--- Begin ENTRIES SUPPLIED ---

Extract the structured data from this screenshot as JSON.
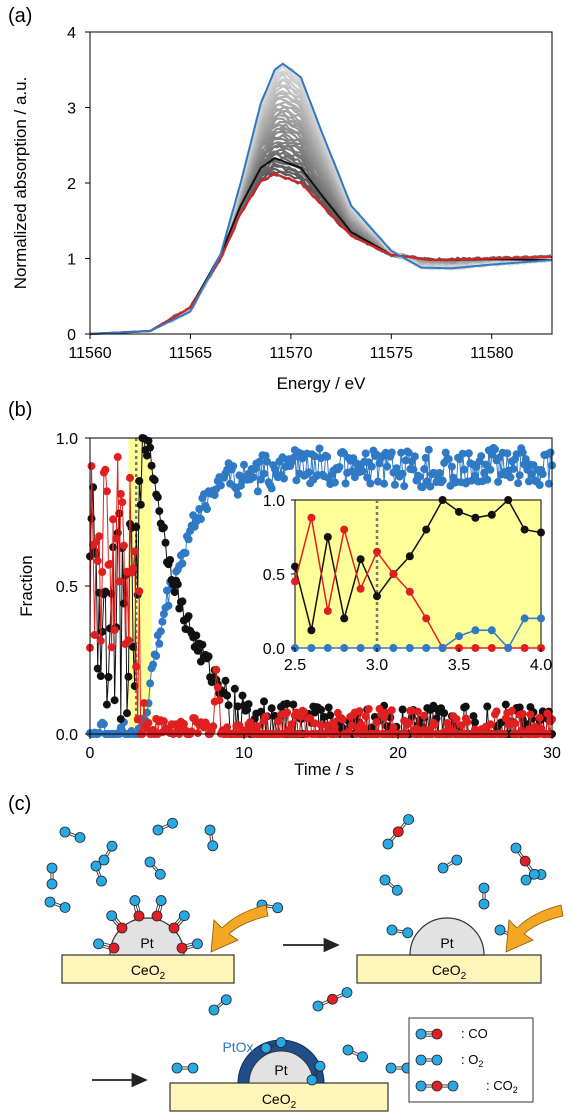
{
  "panels": {
    "a": {
      "label": "(a)"
    },
    "b": {
      "label": "(b)"
    },
    "c": {
      "label": "(c)"
    }
  },
  "chart_data": [
    {
      "id": "xanes",
      "type": "line",
      "xlabel": "Energy / eV",
      "ylabel": "Normalized absorption / a.u.",
      "xlim": [
        11560,
        11583
      ],
      "ylim": [
        0,
        4
      ],
      "xticks": [
        11560,
        11565,
        11570,
        11575,
        11580
      ],
      "yticks": [
        0,
        1,
        2,
        3,
        4
      ],
      "grid": false,
      "gray_series": {
        "count": 40,
        "peak_range": [
          2.2,
          3.65
        ],
        "colors": [
          "#d9d9d9",
          "#555555"
        ]
      },
      "series": [
        {
          "color": "#2f79c5",
          "peak_energy": 11569.6,
          "peak": 3.58,
          "post_edge": 0.98,
          "points": [
            [
              11560,
              0
            ],
            [
              11563,
              0.04
            ],
            [
              11565,
              0.3
            ],
            [
              11566.5,
              1.05
            ],
            [
              11567.5,
              2.0
            ],
            [
              11568.5,
              3.05
            ],
            [
              11569.2,
              3.5
            ],
            [
              11569.6,
              3.58
            ],
            [
              11570.5,
              3.4
            ],
            [
              11571.5,
              2.7
            ],
            [
              11573,
              1.7
            ],
            [
              11575,
              1.1
            ],
            [
              11576.5,
              0.88
            ],
            [
              11578,
              0.87
            ],
            [
              11580,
              0.92
            ],
            [
              11583,
              0.98
            ]
          ]
        },
        {
          "color": "#111111",
          "peak_energy": 11569.2,
          "peak": 2.33,
          "post_edge": 0.98,
          "points": [
            [
              11560,
              0
            ],
            [
              11563,
              0.04
            ],
            [
              11565,
              0.35
            ],
            [
              11566.5,
              1.05
            ],
            [
              11567.5,
              1.7
            ],
            [
              11568.5,
              2.2
            ],
            [
              11569.2,
              2.33
            ],
            [
              11570.5,
              2.2
            ],
            [
              11571.5,
              1.85
            ],
            [
              11573,
              1.35
            ],
            [
              11575,
              1.05
            ],
            [
              11577,
              0.98
            ],
            [
              11580,
              0.99
            ],
            [
              11583,
              0.98
            ]
          ]
        },
        {
          "color": "#e02020",
          "peak_energy": 11569.2,
          "peak": 2.12,
          "post_edge": 1.0,
          "points": [
            [
              11560,
              0
            ],
            [
              11563,
              0.04
            ],
            [
              11565,
              0.35
            ],
            [
              11566.5,
              1.0
            ],
            [
              11567.5,
              1.6
            ],
            [
              11568.5,
              2.02
            ],
            [
              11569.2,
              2.12
            ],
            [
              11570.5,
              2.0
            ],
            [
              11571.5,
              1.72
            ],
            [
              11573,
              1.3
            ],
            [
              11575,
              1.05
            ],
            [
              11577,
              0.98
            ],
            [
              11580,
              1.0
            ],
            [
              11583,
              1.02
            ]
          ]
        }
      ]
    },
    {
      "id": "fraction",
      "type": "scatter",
      "xlabel": "Time / s",
      "ylabel": "Fraction",
      "xlim": [
        0,
        30
      ],
      "ylim": [
        0,
        1.0
      ],
      "xticks": [
        0,
        10,
        20,
        30
      ],
      "yticks": [
        0.0,
        0.5,
        1.0
      ],
      "ytick_labels": [
        "0.0",
        "0.5",
        "1.0"
      ],
      "highlight_range": [
        2.5,
        4.0
      ],
      "highlight_color": "#ffff99",
      "dashed_time": 3.0,
      "series": [
        {
          "color": "#2f79c5",
          "points": [
            [
              0,
              0
            ],
            [
              1,
              0
            ],
            [
              2,
              0
            ],
            [
              3,
              0
            ],
            [
              3.6,
              0.05
            ],
            [
              4,
              0.2
            ],
            [
              5,
              0.45
            ],
            [
              6,
              0.6
            ],
            [
              7,
              0.75
            ],
            [
              8,
              0.82
            ],
            [
              9,
              0.9
            ],
            [
              10,
              0.94
            ],
            [
              12,
              0.96
            ],
            [
              15,
              0.97
            ],
            [
              20,
              0.96
            ],
            [
              25,
              0.97
            ],
            [
              30,
              0.97
            ]
          ]
        },
        {
          "color": "#111111",
          "points": [
            [
              0,
              0.5
            ],
            [
              1,
              0.45
            ],
            [
              2,
              0.4
            ],
            [
              3,
              0.35
            ],
            [
              3.5,
              1.0
            ],
            [
              4,
              0.9
            ],
            [
              5,
              0.6
            ],
            [
              6,
              0.4
            ],
            [
              7,
              0.28
            ],
            [
              8,
              0.18
            ],
            [
              9,
              0.12
            ],
            [
              10,
              0.08
            ],
            [
              12,
              0.05
            ],
            [
              15,
              0.04
            ],
            [
              20,
              0.04
            ],
            [
              25,
              0.04
            ],
            [
              30,
              0.05
            ]
          ]
        },
        {
          "color": "#e02020",
          "points": [
            [
              0,
              0.55
            ],
            [
              1,
              0.6
            ],
            [
              2,
              0.65
            ],
            [
              2.8,
              0.6
            ],
            [
              3.2,
              0.3
            ],
            [
              3.6,
              0
            ],
            [
              5,
              0
            ],
            [
              8,
              0
            ],
            [
              8.2,
              0.2
            ],
            [
              8.5,
              0
            ],
            [
              12,
              0.02
            ],
            [
              15,
              0.03
            ],
            [
              20,
              0.03
            ],
            [
              25,
              0.02
            ],
            [
              30,
              0.03
            ]
          ]
        }
      ],
      "inset": {
        "xlim": [
          2.5,
          4.0
        ],
        "ylim": [
          0,
          1.0
        ],
        "xticks": [
          2.5,
          3.0,
          3.5,
          4.0
        ],
        "xtick_labels": [
          "2.5",
          "3.0",
          "3.5",
          "4.0"
        ],
        "yticks": [
          0.0,
          0.5,
          1.0
        ],
        "ytick_labels": [
          "0.0",
          "0.5",
          "1.0"
        ],
        "dashed_time": 3.0,
        "series": [
          {
            "color": "#111111",
            "points": [
              [
                2.5,
                0.55
              ],
              [
                2.6,
                0.12
              ],
              [
                2.7,
                0.75
              ],
              [
                2.8,
                0.2
              ],
              [
                2.9,
                0.6
              ],
              [
                3.0,
                0.35
              ],
              [
                3.1,
                0.5
              ],
              [
                3.2,
                0.62
              ],
              [
                3.3,
                0.8
              ],
              [
                3.4,
                1.0
              ],
              [
                3.5,
                0.92
              ],
              [
                3.6,
                0.88
              ],
              [
                3.7,
                0.9
              ],
              [
                3.8,
                1.0
              ],
              [
                3.9,
                0.8
              ],
              [
                4.0,
                0.78
              ]
            ]
          },
          {
            "color": "#e02020",
            "points": [
              [
                2.5,
                0.45
              ],
              [
                2.6,
                0.88
              ],
              [
                2.7,
                0.25
              ],
              [
                2.8,
                0.8
              ],
              [
                2.9,
                0.4
              ],
              [
                3.0,
                0.65
              ],
              [
                3.1,
                0.5
              ],
              [
                3.2,
                0.38
              ],
              [
                3.3,
                0.2
              ],
              [
                3.4,
                0.0
              ],
              [
                3.5,
                0.0
              ],
              [
                3.6,
                0.0
              ],
              [
                3.7,
                0.0
              ],
              [
                3.8,
                0.0
              ],
              [
                3.9,
                0.0
              ],
              [
                4.0,
                0.0
              ]
            ]
          },
          {
            "color": "#2f79c5",
            "points": [
              [
                2.5,
                0.0
              ],
              [
                2.6,
                0.0
              ],
              [
                2.7,
                0.0
              ],
              [
                2.8,
                0.0
              ],
              [
                2.9,
                0.0
              ],
              [
                3.0,
                0.0
              ],
              [
                3.1,
                0.0
              ],
              [
                3.2,
                0.0
              ],
              [
                3.3,
                0.0
              ],
              [
                3.4,
                0.0
              ],
              [
                3.5,
                0.08
              ],
              [
                3.6,
                0.12
              ],
              [
                3.7,
                0.12
              ],
              [
                3.8,
                0.0
              ],
              [
                3.9,
                0.2
              ],
              [
                4.0,
                0.2
              ]
            ]
          }
        ]
      }
    }
  ],
  "scheme": {
    "support_label": "CeO",
    "support_sub": "2",
    "particle_label": "Pt",
    "shell_label": "PtOx",
    "legend": [
      {
        "label": ": CO",
        "molecule": "CO"
      },
      {
        "label": ": O",
        "sub": "2",
        "molecule": "O2"
      },
      {
        "label": ": CO",
        "sub": "2",
        "molecule": "CO2"
      }
    ],
    "colors": {
      "support": "#fff5b8",
      "particle": "#e2e2e2",
      "shell": "#1f4e8a",
      "shell_text": "#2f79c5",
      "O_atom": "#29a9e1",
      "C_atom": "#e02020",
      "arrow": "#f5a623"
    }
  }
}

--- End ENTRIES SUPPLIED ---

## SET EXERCISE
Establish how many lines of the records contain the string "ylabel" and state that number without elaboration.

## REPLY TO THE TASK
2